- _Exercise description_: In the listing below, locate the lines bearing the word "Average". Copy every one of them.

- _Records provided_:
>> BEGIN
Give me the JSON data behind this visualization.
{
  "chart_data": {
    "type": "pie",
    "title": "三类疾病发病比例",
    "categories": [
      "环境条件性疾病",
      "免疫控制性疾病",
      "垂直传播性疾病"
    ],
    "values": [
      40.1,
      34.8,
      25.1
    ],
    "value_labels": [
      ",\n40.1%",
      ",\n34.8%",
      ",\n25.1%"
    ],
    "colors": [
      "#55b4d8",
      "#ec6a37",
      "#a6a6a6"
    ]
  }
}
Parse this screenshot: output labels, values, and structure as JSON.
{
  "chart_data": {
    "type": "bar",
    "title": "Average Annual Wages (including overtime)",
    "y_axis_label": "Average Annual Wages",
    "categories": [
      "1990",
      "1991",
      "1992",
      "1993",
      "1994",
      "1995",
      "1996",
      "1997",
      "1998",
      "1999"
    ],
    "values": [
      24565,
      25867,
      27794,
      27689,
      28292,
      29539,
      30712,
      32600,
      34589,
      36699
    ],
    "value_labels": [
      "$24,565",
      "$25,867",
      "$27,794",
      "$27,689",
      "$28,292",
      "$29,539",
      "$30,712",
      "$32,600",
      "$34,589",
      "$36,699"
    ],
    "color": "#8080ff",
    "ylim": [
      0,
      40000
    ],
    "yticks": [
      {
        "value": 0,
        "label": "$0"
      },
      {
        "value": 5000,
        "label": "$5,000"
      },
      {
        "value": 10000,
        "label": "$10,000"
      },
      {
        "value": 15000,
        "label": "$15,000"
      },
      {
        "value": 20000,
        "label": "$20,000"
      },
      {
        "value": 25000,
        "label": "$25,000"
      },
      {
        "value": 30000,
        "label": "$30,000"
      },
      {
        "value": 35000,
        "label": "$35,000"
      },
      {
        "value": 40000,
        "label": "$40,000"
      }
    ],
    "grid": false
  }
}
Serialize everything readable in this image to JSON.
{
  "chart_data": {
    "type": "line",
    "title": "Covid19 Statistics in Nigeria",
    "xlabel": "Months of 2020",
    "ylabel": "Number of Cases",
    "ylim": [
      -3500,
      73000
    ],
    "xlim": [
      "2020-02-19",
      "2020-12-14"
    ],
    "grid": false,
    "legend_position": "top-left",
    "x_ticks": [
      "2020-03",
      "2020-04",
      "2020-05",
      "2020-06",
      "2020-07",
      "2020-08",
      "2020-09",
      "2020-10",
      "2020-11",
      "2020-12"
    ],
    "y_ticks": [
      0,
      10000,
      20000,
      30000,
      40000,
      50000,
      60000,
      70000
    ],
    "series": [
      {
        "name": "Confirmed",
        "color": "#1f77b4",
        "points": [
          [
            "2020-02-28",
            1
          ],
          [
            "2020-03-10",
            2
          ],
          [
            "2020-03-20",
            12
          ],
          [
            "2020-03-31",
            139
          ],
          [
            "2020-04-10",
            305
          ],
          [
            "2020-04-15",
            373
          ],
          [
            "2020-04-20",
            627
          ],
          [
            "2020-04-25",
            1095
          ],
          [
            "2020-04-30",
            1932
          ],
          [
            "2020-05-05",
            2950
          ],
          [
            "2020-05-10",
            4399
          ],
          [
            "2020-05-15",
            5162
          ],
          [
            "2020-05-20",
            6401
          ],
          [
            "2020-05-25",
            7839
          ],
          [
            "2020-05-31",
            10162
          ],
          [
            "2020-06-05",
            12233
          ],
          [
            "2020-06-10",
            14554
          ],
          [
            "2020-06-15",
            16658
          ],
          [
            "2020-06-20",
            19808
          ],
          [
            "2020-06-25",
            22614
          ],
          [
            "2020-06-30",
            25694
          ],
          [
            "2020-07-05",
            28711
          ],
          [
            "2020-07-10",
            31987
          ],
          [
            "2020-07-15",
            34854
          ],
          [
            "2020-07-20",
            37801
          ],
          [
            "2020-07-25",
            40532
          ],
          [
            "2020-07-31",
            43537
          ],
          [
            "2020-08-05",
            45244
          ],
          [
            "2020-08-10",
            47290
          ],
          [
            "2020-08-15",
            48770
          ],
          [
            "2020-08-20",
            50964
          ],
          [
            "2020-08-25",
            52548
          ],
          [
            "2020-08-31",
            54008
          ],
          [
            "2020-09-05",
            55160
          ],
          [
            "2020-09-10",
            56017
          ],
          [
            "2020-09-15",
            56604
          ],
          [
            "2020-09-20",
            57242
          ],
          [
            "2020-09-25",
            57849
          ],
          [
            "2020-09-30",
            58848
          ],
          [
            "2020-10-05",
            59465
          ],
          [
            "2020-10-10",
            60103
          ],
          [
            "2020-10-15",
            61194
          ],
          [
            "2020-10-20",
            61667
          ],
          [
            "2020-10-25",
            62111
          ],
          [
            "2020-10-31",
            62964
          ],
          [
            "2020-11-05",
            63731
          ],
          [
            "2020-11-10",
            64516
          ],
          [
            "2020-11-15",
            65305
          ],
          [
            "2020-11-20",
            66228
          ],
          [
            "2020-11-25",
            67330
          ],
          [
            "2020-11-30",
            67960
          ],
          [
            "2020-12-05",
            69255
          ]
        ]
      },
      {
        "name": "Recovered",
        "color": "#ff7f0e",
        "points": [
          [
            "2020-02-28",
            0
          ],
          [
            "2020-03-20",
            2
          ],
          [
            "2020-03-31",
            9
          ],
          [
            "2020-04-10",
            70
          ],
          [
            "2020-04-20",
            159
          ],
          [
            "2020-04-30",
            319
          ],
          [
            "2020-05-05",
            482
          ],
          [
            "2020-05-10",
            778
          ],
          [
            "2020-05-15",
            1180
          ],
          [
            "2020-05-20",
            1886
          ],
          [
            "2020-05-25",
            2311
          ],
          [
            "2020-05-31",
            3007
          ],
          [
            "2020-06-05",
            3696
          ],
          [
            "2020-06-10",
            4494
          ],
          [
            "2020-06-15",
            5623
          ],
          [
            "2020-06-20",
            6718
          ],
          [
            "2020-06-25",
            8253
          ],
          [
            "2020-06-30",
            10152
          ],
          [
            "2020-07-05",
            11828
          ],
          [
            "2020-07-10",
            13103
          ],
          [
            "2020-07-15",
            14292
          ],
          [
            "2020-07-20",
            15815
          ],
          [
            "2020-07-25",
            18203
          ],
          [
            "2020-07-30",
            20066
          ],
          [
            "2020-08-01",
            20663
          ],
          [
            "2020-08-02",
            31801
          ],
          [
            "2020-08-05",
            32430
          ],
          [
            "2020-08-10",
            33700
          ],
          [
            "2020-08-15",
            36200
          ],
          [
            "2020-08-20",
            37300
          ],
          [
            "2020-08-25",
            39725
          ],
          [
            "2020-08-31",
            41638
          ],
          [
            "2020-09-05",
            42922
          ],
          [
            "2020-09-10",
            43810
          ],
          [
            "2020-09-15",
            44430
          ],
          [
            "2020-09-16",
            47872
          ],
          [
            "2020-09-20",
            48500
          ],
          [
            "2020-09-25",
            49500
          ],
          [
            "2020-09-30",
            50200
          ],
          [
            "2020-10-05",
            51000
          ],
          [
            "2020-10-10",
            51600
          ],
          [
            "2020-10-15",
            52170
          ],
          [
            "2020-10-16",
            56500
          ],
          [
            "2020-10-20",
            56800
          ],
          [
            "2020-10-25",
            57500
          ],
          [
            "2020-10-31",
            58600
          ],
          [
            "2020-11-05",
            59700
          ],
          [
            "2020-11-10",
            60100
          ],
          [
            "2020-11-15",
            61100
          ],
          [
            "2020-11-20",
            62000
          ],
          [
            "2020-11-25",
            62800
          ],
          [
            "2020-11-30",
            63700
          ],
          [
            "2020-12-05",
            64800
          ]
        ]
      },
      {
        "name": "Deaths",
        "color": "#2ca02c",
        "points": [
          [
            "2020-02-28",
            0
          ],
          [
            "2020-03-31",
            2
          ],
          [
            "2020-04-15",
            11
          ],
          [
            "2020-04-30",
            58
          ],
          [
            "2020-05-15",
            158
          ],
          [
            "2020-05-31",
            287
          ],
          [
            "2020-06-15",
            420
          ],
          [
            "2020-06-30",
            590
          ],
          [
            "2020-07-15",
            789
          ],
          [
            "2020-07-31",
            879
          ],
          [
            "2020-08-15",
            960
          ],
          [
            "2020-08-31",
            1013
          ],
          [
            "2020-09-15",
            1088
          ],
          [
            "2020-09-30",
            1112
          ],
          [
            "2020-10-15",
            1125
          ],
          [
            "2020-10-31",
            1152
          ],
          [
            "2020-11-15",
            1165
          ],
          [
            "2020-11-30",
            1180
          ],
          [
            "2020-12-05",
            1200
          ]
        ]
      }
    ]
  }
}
>> END
- _Solution for this exercise_:
    "title": "Average Annual Wages (including overtime)",
    "y_axis_label": "Average Annual Wages",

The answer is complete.